* _EXERCISE_
Copy out the data below, substituting "chevron-down-icon" for every occurrence of "caret-down-icon" and changing nothing else.

┌────────

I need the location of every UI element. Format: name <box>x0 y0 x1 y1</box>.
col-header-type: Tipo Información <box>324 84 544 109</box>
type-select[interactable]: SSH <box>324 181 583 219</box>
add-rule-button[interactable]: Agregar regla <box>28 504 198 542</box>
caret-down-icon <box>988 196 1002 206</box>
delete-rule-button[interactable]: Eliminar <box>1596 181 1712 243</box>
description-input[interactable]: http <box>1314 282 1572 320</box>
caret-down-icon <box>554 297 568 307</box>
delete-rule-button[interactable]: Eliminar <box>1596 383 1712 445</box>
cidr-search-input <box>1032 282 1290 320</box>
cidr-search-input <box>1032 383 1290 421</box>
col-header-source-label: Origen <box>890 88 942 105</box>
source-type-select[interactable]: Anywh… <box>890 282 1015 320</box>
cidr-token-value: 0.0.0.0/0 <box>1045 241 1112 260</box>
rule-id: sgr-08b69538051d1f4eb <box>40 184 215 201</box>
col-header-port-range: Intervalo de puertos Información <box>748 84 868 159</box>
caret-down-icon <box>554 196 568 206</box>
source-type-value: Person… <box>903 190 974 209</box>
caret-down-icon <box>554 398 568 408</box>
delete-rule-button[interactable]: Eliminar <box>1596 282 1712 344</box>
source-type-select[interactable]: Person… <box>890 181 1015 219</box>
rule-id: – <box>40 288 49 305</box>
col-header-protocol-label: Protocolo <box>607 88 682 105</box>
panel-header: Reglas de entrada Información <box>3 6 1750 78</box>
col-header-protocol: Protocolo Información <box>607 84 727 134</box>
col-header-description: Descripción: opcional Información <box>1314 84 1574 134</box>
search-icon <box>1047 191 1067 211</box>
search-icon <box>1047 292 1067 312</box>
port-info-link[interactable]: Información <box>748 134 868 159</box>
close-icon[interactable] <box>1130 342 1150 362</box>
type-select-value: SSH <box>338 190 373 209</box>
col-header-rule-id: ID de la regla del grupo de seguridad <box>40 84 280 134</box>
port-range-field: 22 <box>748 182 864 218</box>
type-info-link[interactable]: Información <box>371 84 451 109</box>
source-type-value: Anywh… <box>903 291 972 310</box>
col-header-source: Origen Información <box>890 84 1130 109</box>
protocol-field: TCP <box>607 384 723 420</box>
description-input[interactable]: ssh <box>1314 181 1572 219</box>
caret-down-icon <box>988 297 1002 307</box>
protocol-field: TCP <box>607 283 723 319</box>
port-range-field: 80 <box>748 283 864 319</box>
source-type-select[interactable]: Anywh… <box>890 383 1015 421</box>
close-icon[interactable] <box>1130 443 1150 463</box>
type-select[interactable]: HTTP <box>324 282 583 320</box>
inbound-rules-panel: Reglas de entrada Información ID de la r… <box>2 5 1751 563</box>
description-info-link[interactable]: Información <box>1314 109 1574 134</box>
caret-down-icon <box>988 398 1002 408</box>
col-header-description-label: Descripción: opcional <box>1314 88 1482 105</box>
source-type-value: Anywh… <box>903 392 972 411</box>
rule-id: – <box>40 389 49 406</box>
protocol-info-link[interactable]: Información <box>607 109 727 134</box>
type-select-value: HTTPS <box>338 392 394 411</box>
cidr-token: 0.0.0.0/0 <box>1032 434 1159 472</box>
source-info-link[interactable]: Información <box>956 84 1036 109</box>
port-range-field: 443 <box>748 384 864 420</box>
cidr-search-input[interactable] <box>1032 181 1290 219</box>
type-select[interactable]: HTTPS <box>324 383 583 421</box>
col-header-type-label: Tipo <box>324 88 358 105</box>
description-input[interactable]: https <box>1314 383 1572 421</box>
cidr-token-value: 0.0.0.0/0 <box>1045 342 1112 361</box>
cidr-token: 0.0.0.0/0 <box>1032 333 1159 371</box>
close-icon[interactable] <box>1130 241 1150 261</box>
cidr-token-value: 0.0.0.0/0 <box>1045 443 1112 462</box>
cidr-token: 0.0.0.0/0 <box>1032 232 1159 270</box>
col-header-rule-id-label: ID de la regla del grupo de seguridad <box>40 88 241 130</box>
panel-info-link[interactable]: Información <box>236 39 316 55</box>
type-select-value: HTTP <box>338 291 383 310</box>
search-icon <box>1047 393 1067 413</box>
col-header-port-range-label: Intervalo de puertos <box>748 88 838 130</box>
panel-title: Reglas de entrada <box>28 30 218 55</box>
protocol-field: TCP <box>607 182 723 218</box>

└────────

* _SOLUTION FOR THIS PROBLEM_
I need the location of every UI element. Format: name <box>x0 y0 x1 y1</box>.
col-header-type: Tipo Información <box>324 84 544 109</box>
type-select[interactable]: SSH <box>324 181 583 219</box>
add-rule-button[interactable]: Agregar regla <box>28 504 198 542</box>
chevron-down-icon <box>988 196 1002 206</box>
delete-rule-button[interactable]: Eliminar <box>1596 181 1712 243</box>
description-input[interactable]: http <box>1314 282 1572 320</box>
chevron-down-icon <box>554 297 568 307</box>
delete-rule-button[interactable]: Eliminar <box>1596 383 1712 445</box>
cidr-search-input <box>1032 282 1290 320</box>
cidr-search-input <box>1032 383 1290 421</box>
col-header-source-label: Origen <box>890 88 942 105</box>
source-type-select[interactable]: Anywh… <box>890 282 1015 320</box>
cidr-token-value: 0.0.0.0/0 <box>1045 241 1112 260</box>
rule-id: sgr-08b69538051d1f4eb <box>40 184 215 201</box>
col-header-port-range: Intervalo de puertos Información <box>748 84 868 159</box>
chevron-down-icon <box>554 196 568 206</box>
source-type-value: Person… <box>903 190 974 209</box>
chevron-down-icon <box>554 398 568 408</box>
delete-rule-button[interactable]: Eliminar <box>1596 282 1712 344</box>
source-type-select[interactable]: Person… <box>890 181 1015 219</box>
rule-id: – <box>40 288 49 305</box>
col-header-protocol-label: Protocolo <box>607 88 682 105</box>
panel-header: Reglas de entrada Información <box>3 6 1750 78</box>
col-header-protocol: Protocolo Información <box>607 84 727 134</box>
col-header-description: Descripción: opcional Información <box>1314 84 1574 134</box>
search-icon <box>1047 191 1067 211</box>
search-icon <box>1047 292 1067 312</box>
port-info-link[interactable]: Información <box>748 134 868 159</box>
close-icon[interactable] <box>1130 342 1150 362</box>
type-select-value: SSH <box>338 190 373 209</box>
col-header-rule-id: ID de la regla del grupo de seguridad <box>40 84 280 134</box>
port-range-field: 22 <box>748 182 864 218</box>
type-info-link[interactable]: Información <box>371 84 451 109</box>
source-type-value: Anywh… <box>903 291 972 310</box>
col-header-source: Origen Información <box>890 84 1130 109</box>
protocol-field: TCP <box>607 384 723 420</box>
description-input[interactable]: ssh <box>1314 181 1572 219</box>
chevron-down-icon <box>988 297 1002 307</box>
protocol-field: TCP <box>607 283 723 319</box>
port-range-field: 80 <box>748 283 864 319</box>
source-type-select[interactable]: Anywh… <box>890 383 1015 421</box>
close-icon[interactable] <box>1130 443 1150 463</box>
type-select[interactable]: HTTP <box>324 282 583 320</box>
inbound-rules-panel: Reglas de entrada Información ID de la r… <box>2 5 1751 563</box>
description-info-link[interactable]: Información <box>1314 109 1574 134</box>
chevron-down-icon <box>988 398 1002 408</box>
col-header-description-label: Descripción: opcional <box>1314 88 1482 105</box>
source-type-value: Anywh… <box>903 392 972 411</box>
rule-id: – <box>40 389 49 406</box>
protocol-info-link[interactable]: Información <box>607 109 727 134</box>
type-select-value: HTTPS <box>338 392 394 411</box>
cidr-token: 0.0.0.0/0 <box>1032 434 1159 472</box>
source-info-link[interactable]: Información <box>956 84 1036 109</box>
port-range-field: 443 <box>748 384 864 420</box>
cidr-search-input[interactable] <box>1032 181 1290 219</box>
type-select[interactable]: HTTPS <box>324 383 583 421</box>
col-header-type-label: Tipo <box>324 88 358 105</box>
description-input[interactable]: https <box>1314 383 1572 421</box>
cidr-token-value: 0.0.0.0/0 <box>1045 342 1112 361</box>
cidr-token: 0.0.0.0/0 <box>1032 333 1159 371</box>
close-icon[interactable] <box>1130 241 1150 261</box>
cidr-token-value: 0.0.0.0/0 <box>1045 443 1112 462</box>
cidr-token: 0.0.0.0/0 <box>1032 232 1159 270</box>
col-header-rule-id-label: ID de la regla del grupo de seguridad <box>40 88 241 130</box>
panel-info-link[interactable]: Información <box>236 39 316 55</box>
type-select-value: HTTP <box>338 291 383 310</box>
search-icon <box>1047 393 1067 413</box>
col-header-port-range-label: Intervalo de puertos <box>748 88 838 130</box>
panel-title: Reglas de entrada <box>28 30 218 55</box>
protocol-field: TCP <box>607 182 723 218</box>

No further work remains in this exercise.